◆ EXERCISE DATA ◆

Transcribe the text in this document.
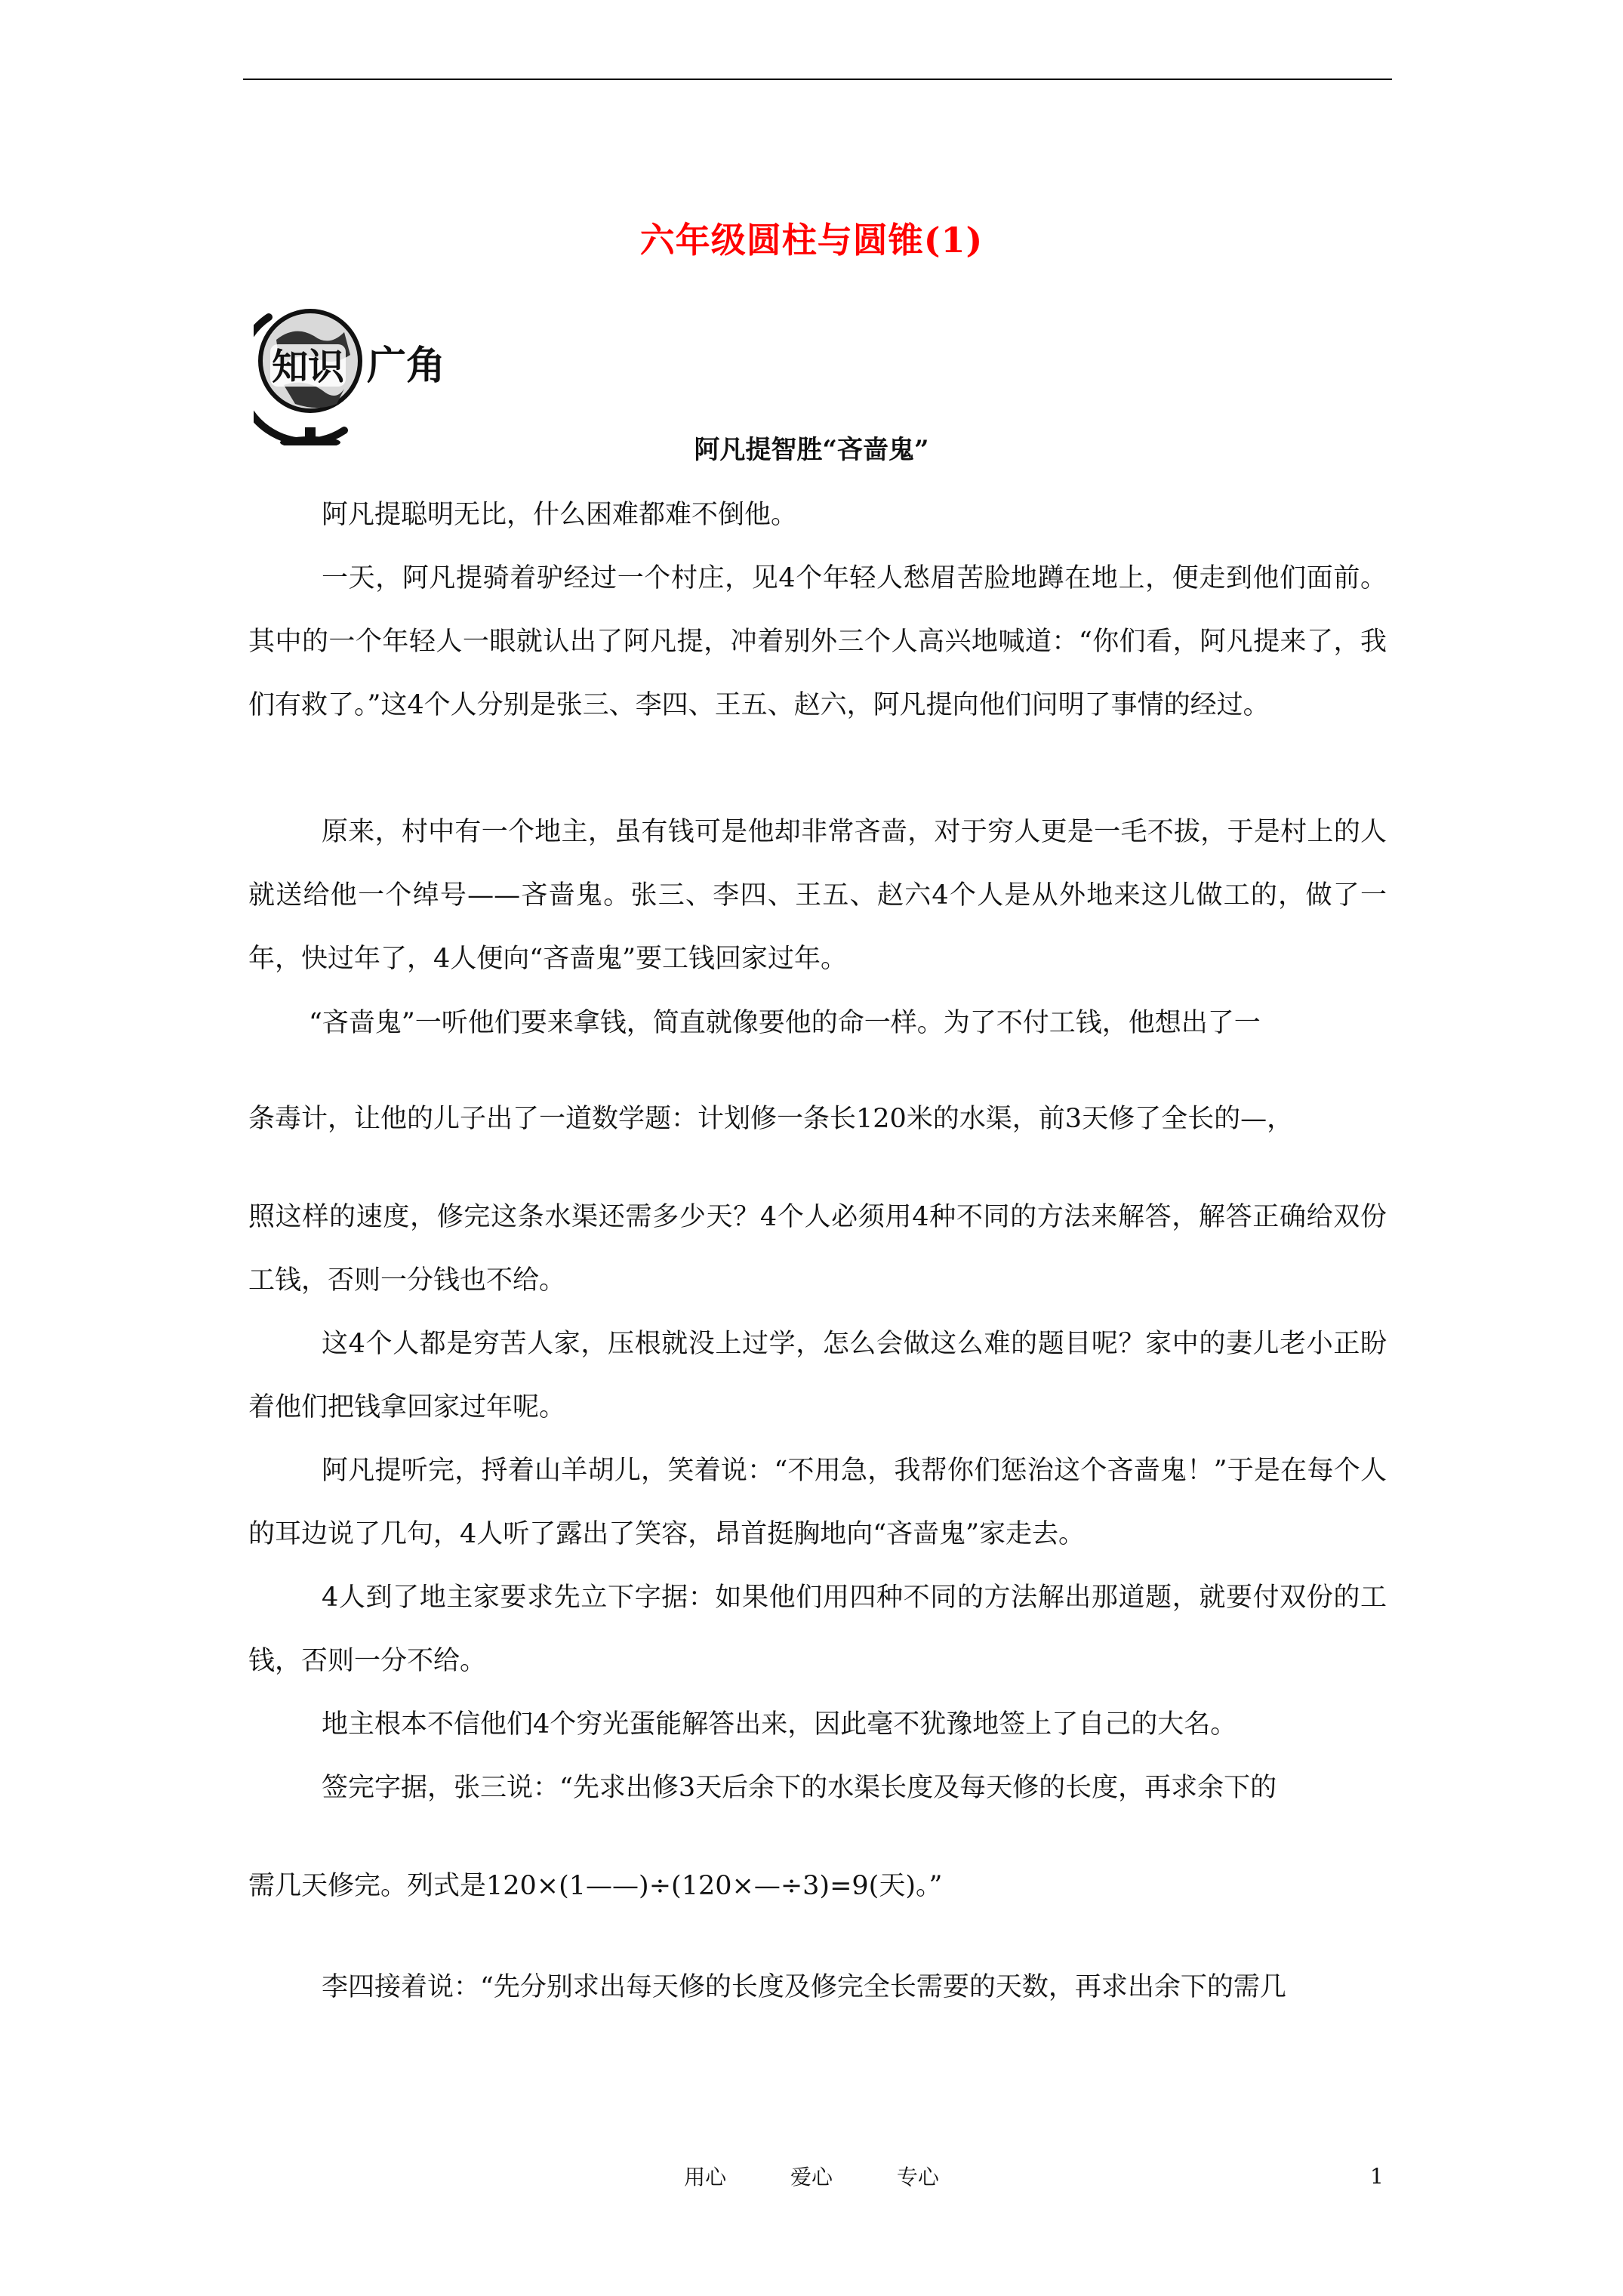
六年级圆柱与圆锥(1)
知识 广角
阿凡提智胜“吝啬鬼”

阿凡提聪明无比，什么困难都难不倒他。

一天，阿凡提骑着驴经过一个村庄，见4个年轻人愁眉苦脸地蹲在地上，便走到他们面前。其中的一个年轻人一眼就认出了阿凡提，冲着别外三个人高兴地喊道：“你们看，阿凡提来了，我们有救了。”这4个人分别是张三、李四、王五、赵六，阿凡提向他们问明了事情的经过。

原来，村中有一个地主，虽有钱可是他却非常吝啬，对于穷人更是一毛不拔，于是村上的人就送给他一个绰号——吝啬鬼。张三、李四、王五、赵六4个人是从外地来这儿做工的，做了一年，快过年了，4人便向“吝啬鬼”要工钱回家过年。

“吝啬鬼”一听他们要来拿钱，简直就像要他的命一样。为了不付工钱，他想出了一

条毒计，让他的儿子出了一道数学题：计划修一条长120米的水渠，前3天修了全长的—，

照这样的速度，修完这条水渠还需多少天？4个人必须用4种不同的方法来解答，解答正确给双份工钱，否则一分钱也不给。

这4个人都是穷苦人家，压根就没上过学，怎么会做这么难的题目呢？家中的妻儿老小正盼着他们把钱拿回家过年呢。

阿凡提听完，捋着山羊胡儿，笑着说：“不用急，我帮你们惩治这个吝啬鬼！”于是在每个人的耳边说了几句，4人听了露出了笑容，昂首挺胸地向“吝啬鬼”家走去。

4人到了地主家要求先立下字据：如果他们用四种不同的方法解出那道题，就要付双份的工钱，否则一分不给。

地主根本不信他们4个穷光蛋能解答出来，因此毫不犹豫地签上了自己的大名。

签完字据，张三说：“先求出修3天后余下的水渠长度及每天修的长度，再求余下的

需几天修完。列式是120×(1——)÷(120×—÷3)=9(天)。”

李四接着说：“先分别求出每天修的长度及修完全长需要的天数，再求出余下的需几

用心	爱心	专心	1
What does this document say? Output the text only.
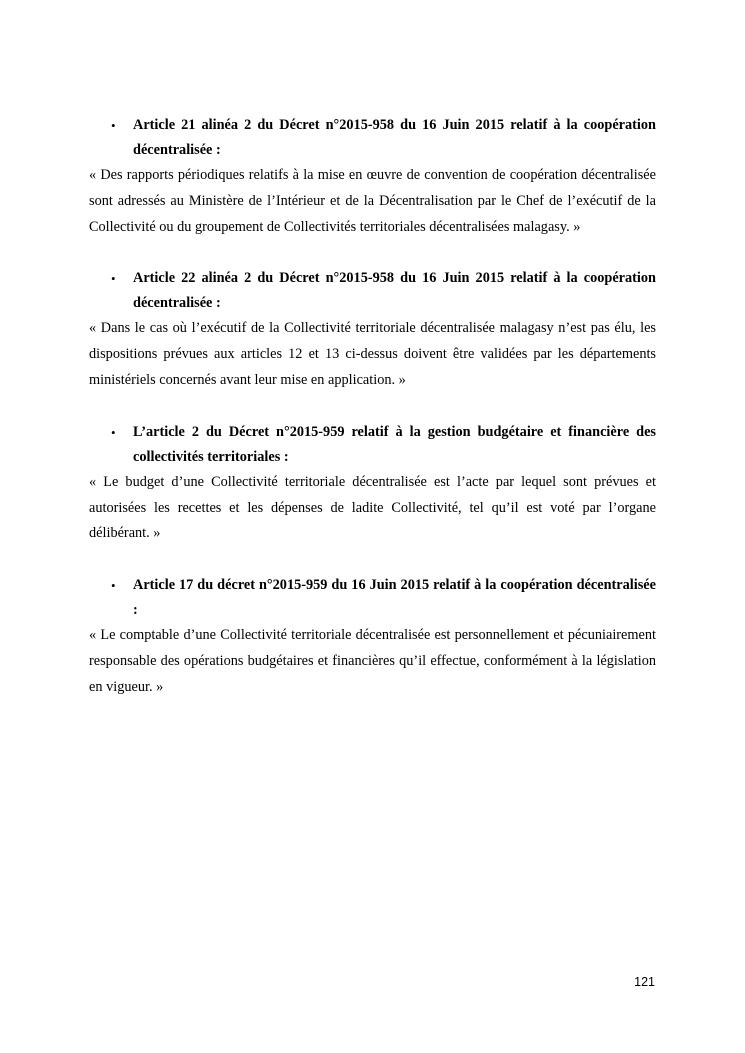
• Article 21 alinéa 2 du Décret n°2015-958 du 16 Juin 2015 relatif à la coopération décentralisée :
« Des rapports périodiques relatifs à la mise en œuvre de convention de coopération décentralisée sont adressés au Ministère de l’Intérieur et de la Décentralisation par le Chef de l’exécutif de la Collectivité ou du groupement de Collectivités territoriales décentralisées malagasy. »
• Article 22 alinéa 2 du Décret n°2015-958 du 16 Juin 2015 relatif à la coopération décentralisée :
« Dans le cas où l’exécutif de la Collectivité territoriale décentralisée malagasy n’est pas élu, les dispositions prévues aux articles 12 et 13 ci-dessus doivent être validées par les départements ministériels concernés avant leur mise en application. »
• L’article 2 du Décret n°2015-959 relatif à la gestion budgétaire et financière des collectivités territoriales :
« Le budget d’une Collectivité territoriale décentralisée est l’acte par lequel sont prévues et autorisées les recettes et les dépenses de ladite Collectivité, tel qu’il est voté par l’organe délibérant. »
• Article 17 du décret n°2015-959 du 16 Juin 2015 relatif à la coopération décentralisée :
« Le comptable d’une Collectivité territoriale décentralisée est personnellement et pécuniairement responsable des opérations budgétaires et financières qu’il effectue, conformément à la législation en vigueur. »
121
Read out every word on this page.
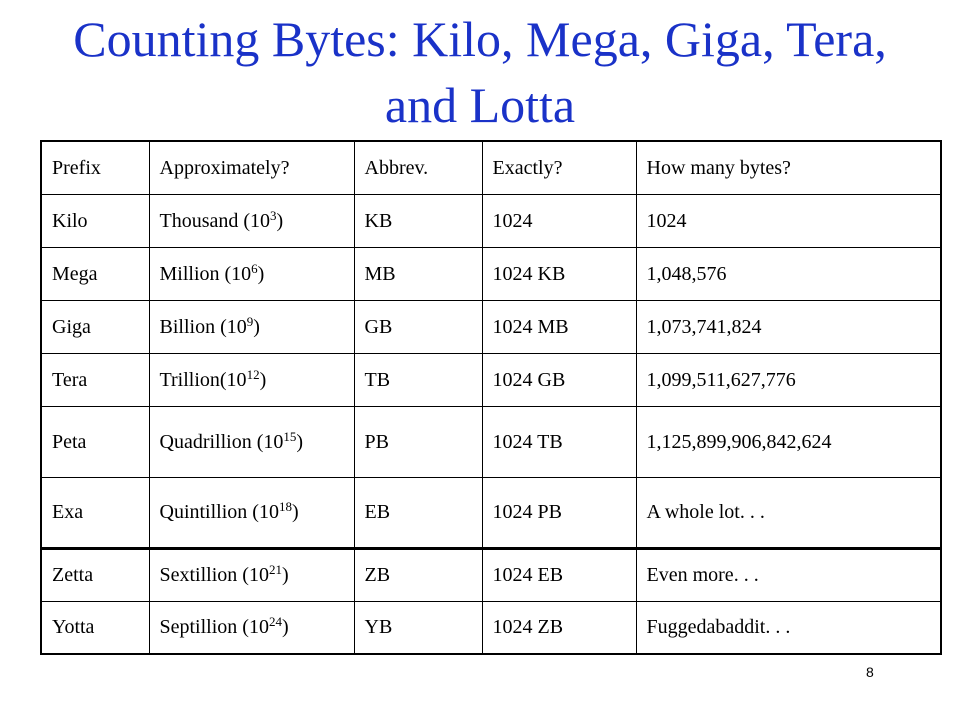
Counting Bytes: Kilo, Mega, Giga, Tera,
and Lotta
Prefix	Approximately?	Abbrev.	Exactly?	How many bytes?
Kilo	Thousand $(10^3)$	KB	1024	1024
Mega	Million $(10^6)$	MB	1024 KB	1,048,576
Giga	Billion $(10^9)$	GB	1024 MB	1,073,741,824
Tera	$Trillion(10^{12})$	TB	1024 GB	1,099,511,627,776
Peta	Quadrillion $(10^{15})$	PB	1024 TB	1,125,899,906,842,624
Exa	Quintillion $(10^{18})$	EB	1024 PB	A whole lot. . .
Zetta	Sextillion $(10^{21})$	ZB	1024 EB	Even more. . .
Yotta	Septillion $(10^{24})$	YB	1024 ZB	Fuggedabaddit. . .
8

◆ WHAT IS NEEDED ◆
Pick out the lines above containing the word "malagasy", then copy them.

◆ WRITTEN SOLUTION ◆
« Des rapports périodiques relatifs à la mise en œuvre de convention de coopération décentralisée sont adressés au Ministère de l’Intérieur et de la Décentralisation par le Chef de l’exécutif de la Collectivité ou du groupement de Collectivités territoriales décentralisées malagasy. »
« Dans le cas où l’exécutif de la Collectivité territoriale décentralisée malagasy n’est pas élu, les dispositions prévues aux articles 12 et 13 ci-dessus doivent être validées par les départements ministériels concernés avant leur mise en application. »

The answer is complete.